**Problem statement**
Each line of the material below is to be written out exactly. Leave out any picture.
──────── Records ────────
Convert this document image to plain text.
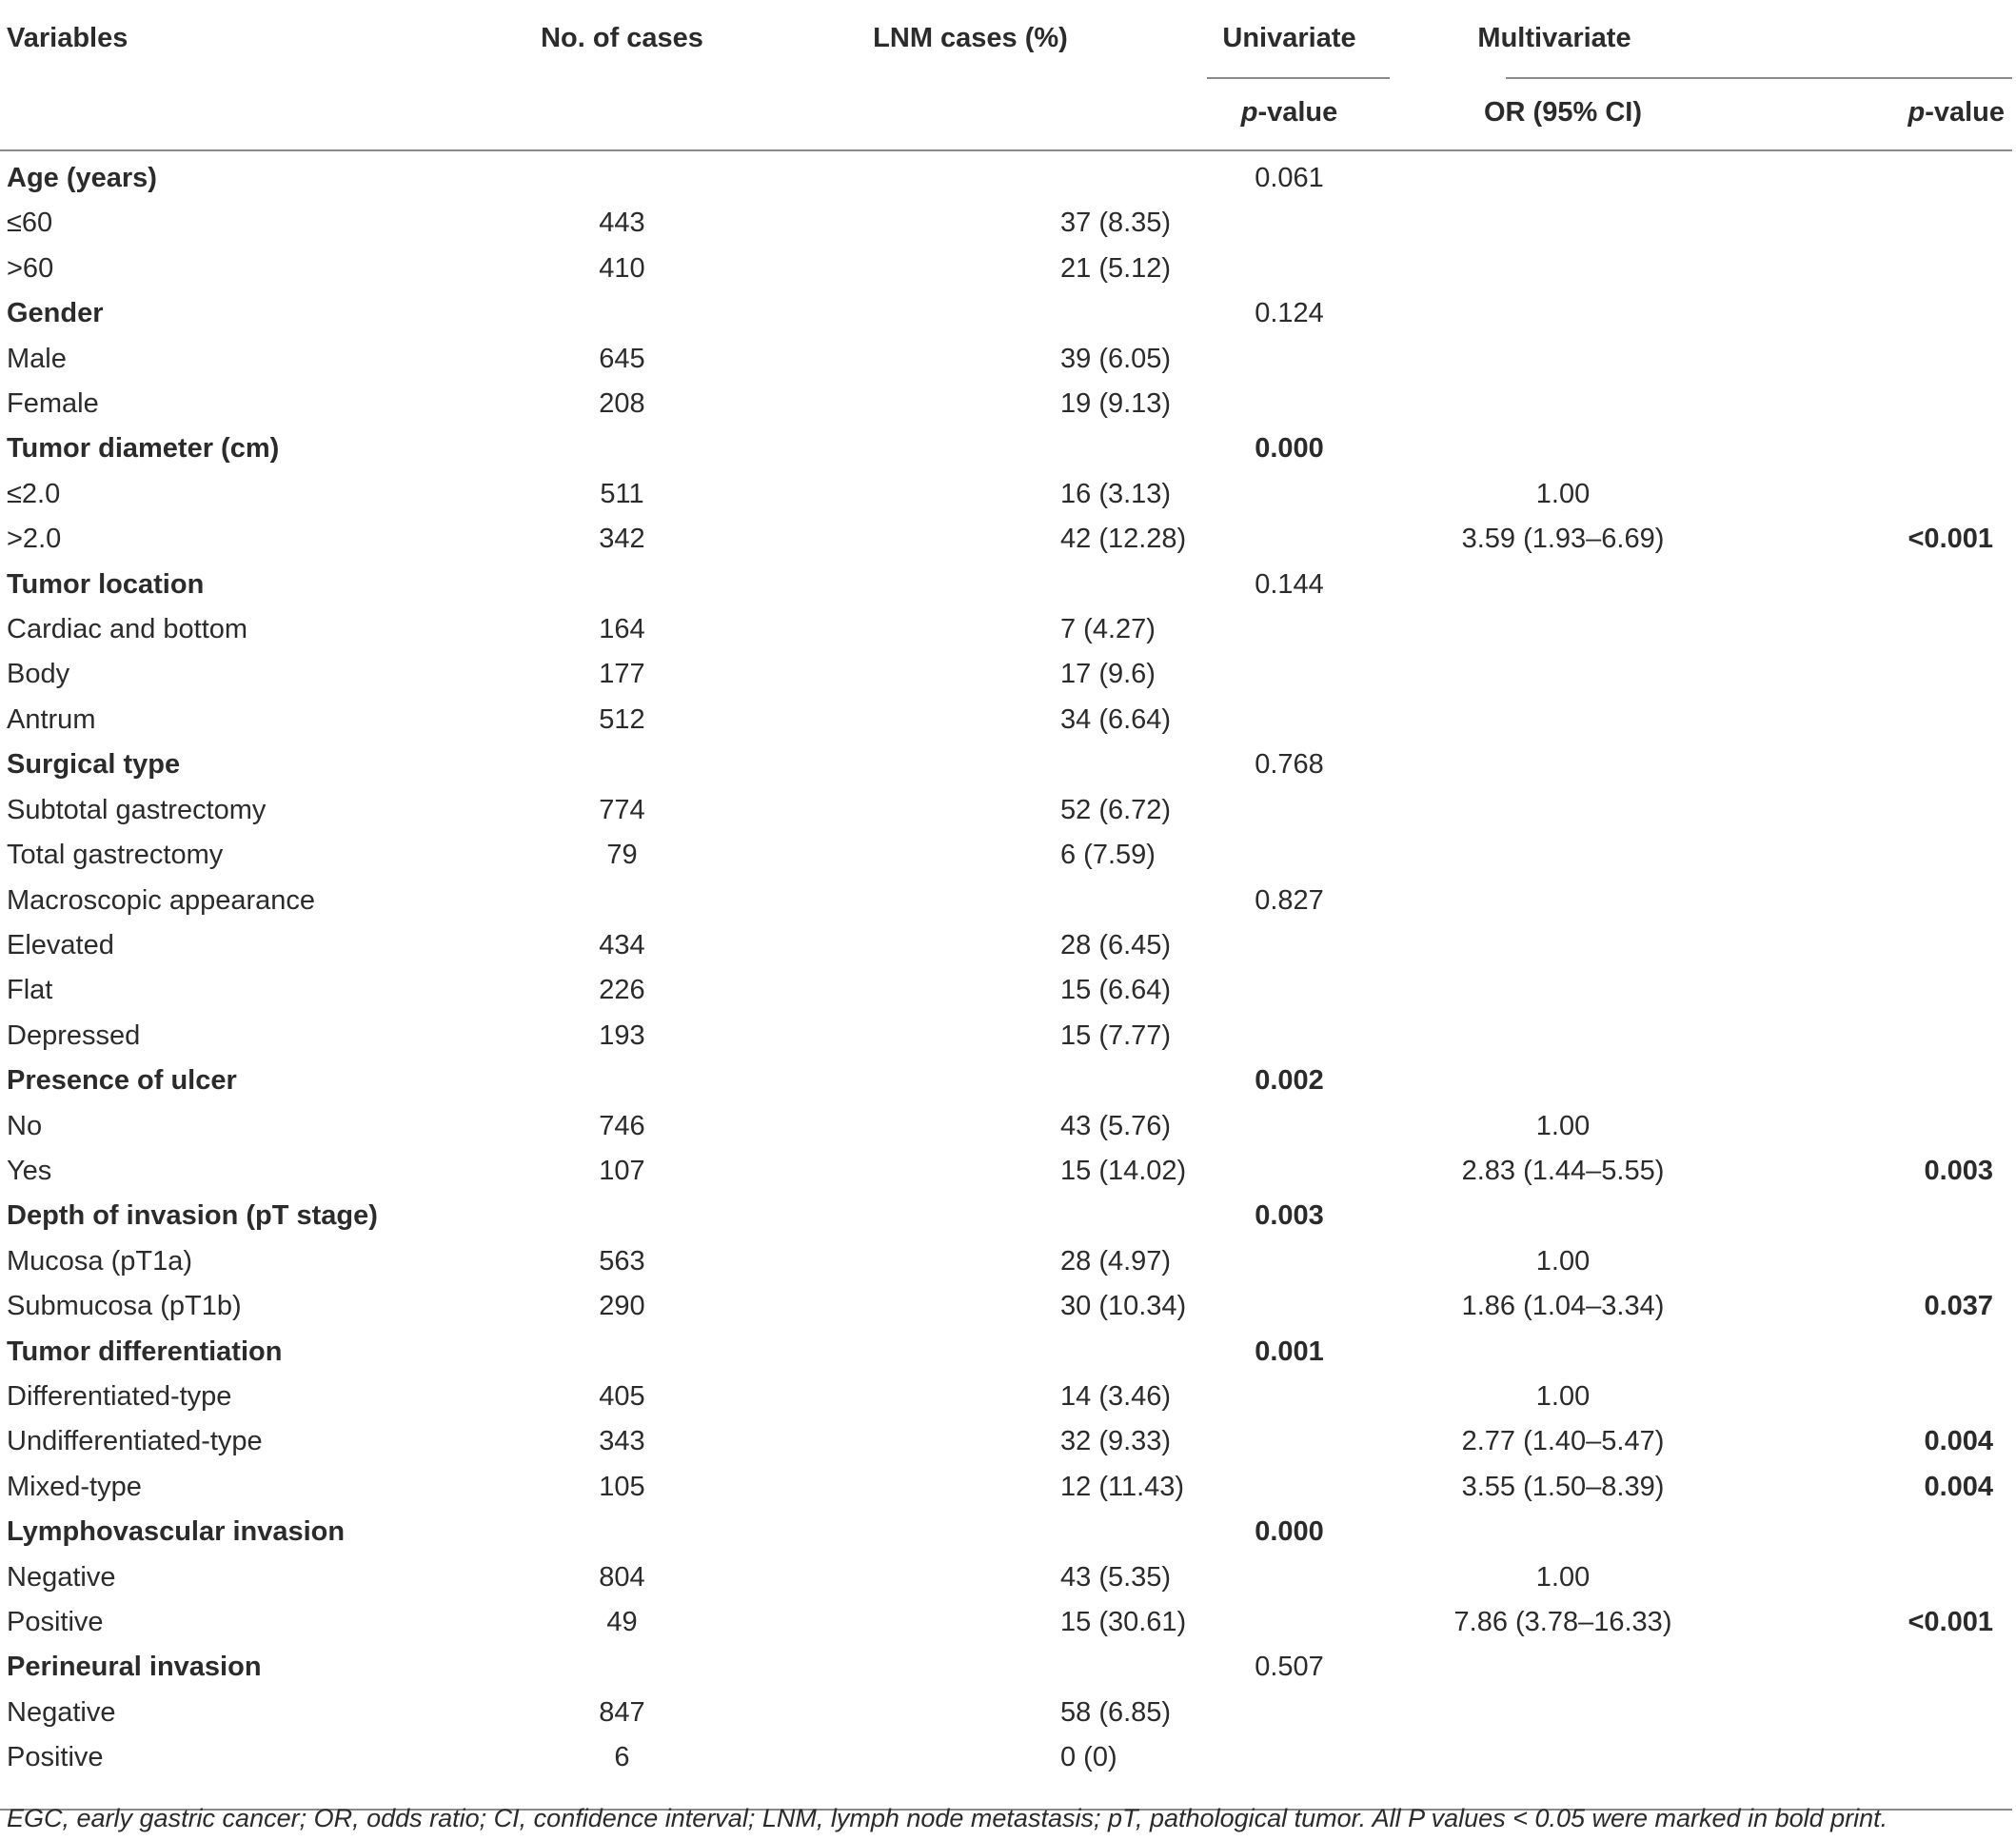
Variables	No. of cases	LNM cases (%)	Univariate	Multivariate	
			p-value	OR (95% CI)	p-value
Age (years)			0.061		
≤60	443	37 (8.35)			
>60	410	21 (5.12)			
Gender			0.124		
Male	645	39 (6.05)			
Female	208	19 (9.13)			
Tumor diameter (cm)			0.000		
≤2.0	511	16 (3.13)		1.00	
>2.0	342	42 (12.28)		3.59 (1.93–6.69)	<0.001
Tumor location			0.144		
Cardiac and bottom	164	7 (4.27)			
Body	177	17 (9.6)			
Antrum	512	34 (6.64)			
Surgical type			0.768		
Subtotal gastrectomy	774	52 (6.72)			
Total gastrectomy	79	6 (7.59)			
Macroscopic appearance			0.827		
Elevated	434	28 (6.45)			
Flat	226	15 (6.64)			
Depressed	193	15 (7.77)			
Presence of ulcer			0.002		
No	746	43 (5.76)		1.00	
Yes	107	15 (14.02)		2.83 (1.44–5.55)	0.003
Depth of invasion (pT stage)			0.003		
Mucosa (pT1a)	563	28 (4.97)		1.00	
Submucosa (pT1b)	290	30 (10.34)		1.86 (1.04–3.34)	0.037
Tumor differentiation			0.001		
Differentiated-type	405	14 (3.46)		1.00	
Undifferentiated-type	343	32 (9.33)		2.77 (1.40–5.47)	0.004
Mixed-type	105	12 (11.43)		3.55 (1.50–8.39)	0.004
Lymphovascular invasion			0.000		
Negative	804	43 (5.35)		1.00	
Positive	49	15 (30.61)		7.86 (3.78–16.33)	<0.001
Perineural invasion			0.507		
Negative	847	58 (6.85)			
Positive	6	0 (0)			
EGC, early gastric cancer; OR, odds ratio; CI, confidence interval; LNM, lymph node metastasis; pT, pathological tumor. All P values < 0.05 were marked in bold print.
────────
**Exercise response**
Convert this document image to plain text.
Variables	No. of cases	LNM cases (%)	Univariate	Multivariate	
			p-value	OR (95% CI)	p-value
Age (years)			0.061		
≤60	443	37 (8.35)			
>60	410	21 (5.12)			
Gender			0.124		
Male	645	39 (6.05)			
Female	208	19 (9.13)			
Tumor diameter (cm)			0.000		
≤2.0	511	16 (3.13)		1.00	
>2.0	342	42 (12.28)		3.59 (1.93–6.69)	<0.001
Tumor location			0.144		
Cardiac and bottom	164	7 (4.27)			
Body	177	17 (9.6)			
Antrum	512	34 (6.64)			
Surgical type			0.768		
Subtotal gastrectomy	774	52 (6.72)			
Total gastrectomy	79	6 (7.59)			
Macroscopic appearance			0.827		
Elevated	434	28 (6.45)			
Flat	226	15 (6.64)			
Depressed	193	15 (7.77)			
Presence of ulcer			0.002		
No	746	43 (5.76)		1.00	
Yes	107	15 (14.02)		2.83 (1.44–5.55)	0.003
Depth of invasion (pT stage)			0.003		
Mucosa (pT1a)	563	28 (4.97)		1.00	
Submucosa (pT1b)	290	30 (10.34)		1.86 (1.04–3.34)	0.037
Tumor differentiation			0.001		
Differentiated-type	405	14 (3.46)		1.00	
Undifferentiated-type	343	32 (9.33)		2.77 (1.40–5.47)	0.004
Mixed-type	105	12 (11.43)		3.55 (1.50–8.39)	0.004
Lymphovascular invasion			0.000		
Negative	804	43 (5.35)		1.00	
Positive	49	15 (30.61)		7.86 (3.78–16.33)	<0.001
Perineural invasion			0.507		
Negative	847	58 (6.85)			
Positive	6	0 (0)			
EGC, early gastric cancer; OR, odds ratio; CI, confidence interval; LNM, lymph node metastasis; pT, pathological tumor. All P values < 0.05 were marked in bold print.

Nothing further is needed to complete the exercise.